● **STATED PROBLEM**
Count every line of the material that holds the string "සඳහන". Respond with the total only.

● **ITEMS**
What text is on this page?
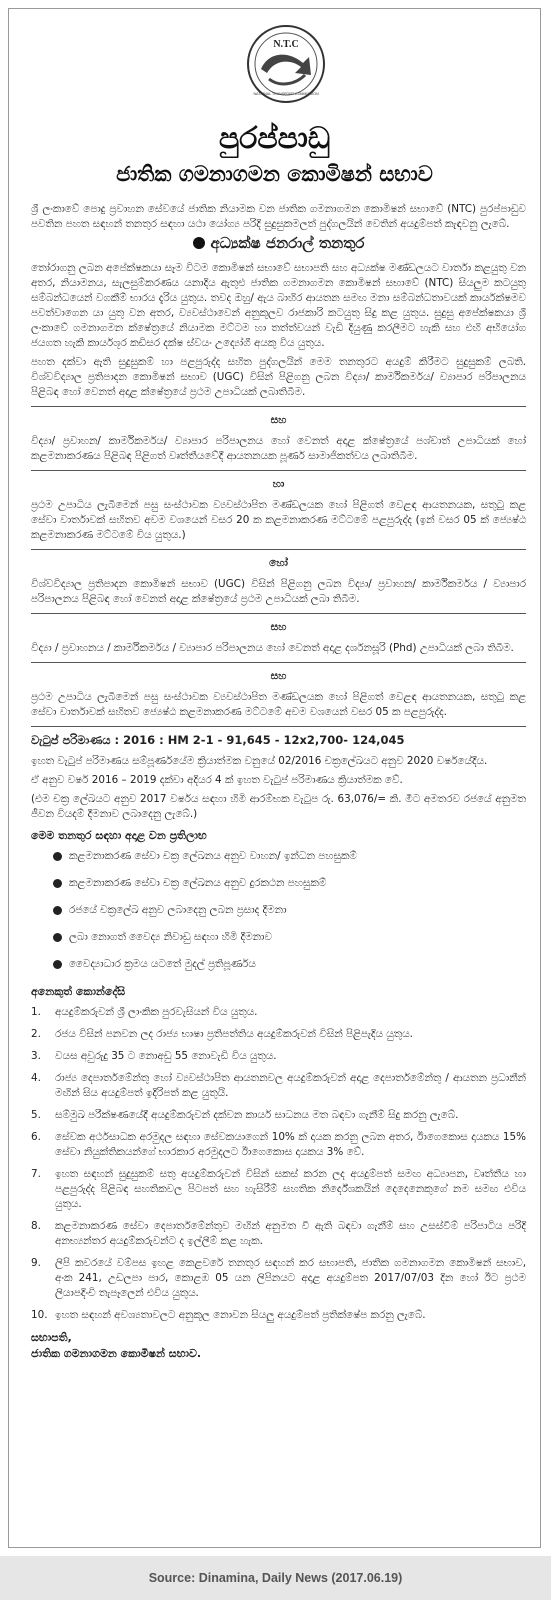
N.T.C
NATIONAL TRANSPORT COMMISSION
පුරප්පාඩු
ජාතික ගමනාගමන කොමිෂන් සභාව

ශ්‍රී ලංකාවේ පොදු ප්‍රවාහන සේවයේ ජාතික නියාමක වන ජාතික ගමනාගමන කොමිෂන් සභාවේ (NTC) පුරප්පාඩුව පවතින පහත සඳහන් තනතුර සඳහා යථා යෝග්‍ය පරිදි සුදුසුකමලත් පුද්ගලයින් වෙතින් අයදුම්පත් කැඳවනු ලැබේ.

අධ්‍යක්ෂ ජනරාල් තනතුර

තෝරාගනු ලබන අපේක්ෂකයා සෑම විටම කොමිෂන් සභාවේ සභාපති සහ අධ්‍යක්ෂ මණ්ඩලයට වාර්තා කළයුතු වන අතර, නියාමනය, සැලසුම්කරණය යනාදිය ඇතුළු ජාතික ගමනාගමන කොමිෂන් සභාවේ (NTC) සියලුම කටයුතු සම්බන්ධයෙන් වගකීම් භාරය දැරිය යුතුය. තවද ඔහු/ ඇය බාහිර ආයතන සමඟ මනා සම්බන්ධතාවයක් කාර්යක්ෂමව පවත්වාගෙන යා යුතු වන අතර, ව්‍යවස්ථාවෙන් අනුකූලව රාජකාරි කටයුතු සිදු කළ යුතුය. සුදුසු අපේක්ෂකයා ශ්‍රී ලංකාවේ ගමනාගමන ක්ෂේත්‍රයේ නියාමක මට්ටම හා තත්ත්වයන් වැඩි දියුණු කරලීමට හැකි සහ එහි අභියෝග ජයගත හැකි කාර්යශූර කඩිසර දක්ෂ ස්වයං උද්‍යෝගී අයකු විය යුතුය.

පහත දක්වා ඇති සුදුසුකම් හා පළපුරුද්ද සහිත පුද්ගලයින් මෙම තනතුරට අයදුම් කිරීමට සුදුසුකම් ලබති. විශ්වවිද්‍යාල ප්‍රතිපාදන කොමිෂන් සභාව (UGC) විසින් පිළිගනු ලබන විද්‍යා/ කාර්මිකර්මය/ ව්‍යාපාර පරිපාලනය පිළිබඳ හෝ වෙනත් අදාළ ක්ෂේත්‍රයේ ප්‍රථම උපාධියක් ලබාතිබීම.

සහ

විද්‍යා/ ප්‍රවාහන/ කාර්මිකර්මය/ ව්‍යාපාර පරිපාලනය හෝ වෙනත් අදාළ ක්ෂේත්‍රයේ පශ්චාත් උපාධියක් හෝ කළමනාකරණය පිළිබඳ පිළිගත් වෘත්තීයවේදී ආයතනයක පූර්ණ සාමාජිකත්වය ලබාතිබීම.

හා

ප්‍රථම උපාධිය ලැබීමෙන් පසු සංස්ථාවක ව්‍යවස්ථාපිත මණ්ඩලයක හෝ පිළිගත් වෙළඳ ආයතනයක, සතුටු කළ සේවා වාර්තාවක් සහිතව අවම වශයෙන් වසර 20 ක කළමනාකරණ මට්ටමේ පළපුරුද්ද (ඉන් වසර 05 ක් ජ්‍යෙෂ්ඨ කළමනාකරණ මට්ටමේ විය යුතුය.)

හෝ

විශ්වවිද්‍යාල ප්‍රතිපාදන කොමිෂන් සභාව (UGC) විසින් පිළිගනු ලබන විද්‍යා/ ප්‍රවාහන/ කාර්මිකර්මය / ව්‍යාපාර පරිපාලනය පිළිබඳ හෝ වෙනත් අදාළ ක්ෂේත්‍රයේ ප්‍රථම උපාධියක් ලබා තිබීම.

සහ

විද්‍යා / ප්‍රවාහනය / කාර්මිකර්මය / ව්‍යාපාර පරිපාලනය හෝ වෙනත් අදාළ දර්ශනසූරි (Phd) උපාධියක් ලබා තිබීම.

සහ

ප්‍රථම උපාධිය ලැබීමෙන් පසු සංස්ථාවක ව්‍යවස්ථාපිත මණ්ඩලයක හෝ පිළිගත් වෙළඳ ආයතනයක, සතුටු කළ සේවා වාර්තාවක් සහිතව ජ්‍යෙෂ්ඨ කළමනාකරණ මට්ටමේ අවම වශයෙන් වසර 05 ක පළපුරුද්ද.

වැටුප් පරිමාණය : 2016 : HM 2-1 - 91,645 - 12x2,700- 124,045

ඉහත වැටුප් පරිමාණය සම්පූර්ණයේම ක්‍රියාත්මක වනුයේ 02/2016 චක්‍රලේඛයට අනුව 2020 වර්ෂයේදීය.

ඒ අනුව වර්ෂ 2016 – 2019 දක්වා අදියර 4 ක් ඉහත වැටුප් පරිමාණය ක්‍රියාත්මක වේ.

(එම චක්‍ර ලේඛයට අනුව 2017 වර්ෂය සඳහා හිමි ආරම්භක වැටුප රු. 63,076/= කි. මීට අමතරව රජයේ අනුමත ජීවන වියදම් දීමනාව ලබාදෙනු ලැබේ.)

මෙම තනතුර සඳහා අදාළ වන ප්‍රතිලාභ
කළමනාකරණ සේවා චක්‍ර ලේඛනය අනුව වාහන/ ඉන්ධන පහසුකම්
කළමනාකරණ සේවා චක්‍ර ලේඛනය අනුව දුරකථන පහසුකම්
රජයේ චක්‍රලේඛ අනුව ලබාදෙනු ලබන ප්‍රසාද දීමනා
ලබා නොගත් වෛද්‍ය නිවාඩු සඳහා හිමි දීමනාව
වෛද්‍යාධාර ක්‍රමය යටතේ මුදල් ප්‍රතිපූර්ණය
අනෙකුත් කොන්දේසි
1.	අයදුම්කරුවන් ශ්‍රී ලාංකික පුරවැසියන් විය යුතුය.
2.	රජය විසින් පනවන ලද රාජ්‍ය භාෂා ප්‍රතිපත්තිය අයදුම්කරුවන් විසින් පිළිපැදිය යුතුය.
3.	වයස අවුරුදු 35 ට නොඅඩු 55 නොවැඩි විය යුතුය.
4.	රාජ්‍ය දෙපාර්තමේන්තු හෝ ව්‍යවස්ථාපිත ආයතනවල අයදුම්කරුවන් අදාළ දෙපාර්තමේන්තු / ආයතන ප්‍රධානීන් මඟින් සිය අයදුම්පත් ඉදිරිපත් කළ යුතුයි.
5.	සම්මුඛ පරීක්ෂණයේදී අයදුම්කරුවන් දක්වන කාර්ය සාධනය මත බඳවා ගැනීම් සිදු කරනු ලැබේ.
6.	සේවක අර්ථසාධක අරමුදල සඳහා සේවකයාගෙන් 10% ක් දායක කරනු ලබන අතර, ඊාගෙකොස දායකය 15% සේවා නියුක්තිකයන්ගේ භාරකාර අරමුදලට ඊාගෙකොස දායකය 3% වේ.
7.	ඉහත සඳහන් සුදුසුකම් සතු අයදුම්කරුවන් විසින් සකස් කරන ලද අයදුම්පත් සමඟ අධ්‍යාපන, වෘත්තීය හා පළපුරුද්ද පිළිබඳ සහතිකවල පිටපත් සහ හැසිරීම් සහතික නිර්දේශකයින් දෙදෙනෙකුගේ නම සමඟ එවිය යුතුය.
8.	කළමනාකරණ සේවා දෙපාර්තමේන්තුව මඟින් අනුමත වී ඇති බඳවා ගැනීම් සහ උසස්වීම් පරිපාටිය පරිදි අනභ්‍යන්තර අයදුම්කරුවන්ට ද ඉල්ලීම් කළ හැක.
9.	ලිපි කවරයේ වම්පස ඉහළ කෙළවරේ තනතුර සඳහන් කර සභාපති, ජාතික ගමනාගමන කොමිෂන් සභාව, අංක 241, උඩලපා පාර, කොළඹ 05 යන ලිපිනයට අදාළ අයදුම්පත 2017/07/03 දින හෝ ඊට ප්‍රථම ලියාපදිංචි තැපෑලෙන් එවිය යුතුය.
10. ඉහත සඳහන් අවශ්‍යතාවලට අනුකූල නොවන සියලු අයදුම්පත් ප්‍රතික්ෂේප කරනු ලැබේ.
සභාපති,
ජාතික ගමනාගමන කොමිෂන් සභාව.
Source: Dinamina, Daily News (2017.06.19)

● **WRITTEN RESPONSE**
4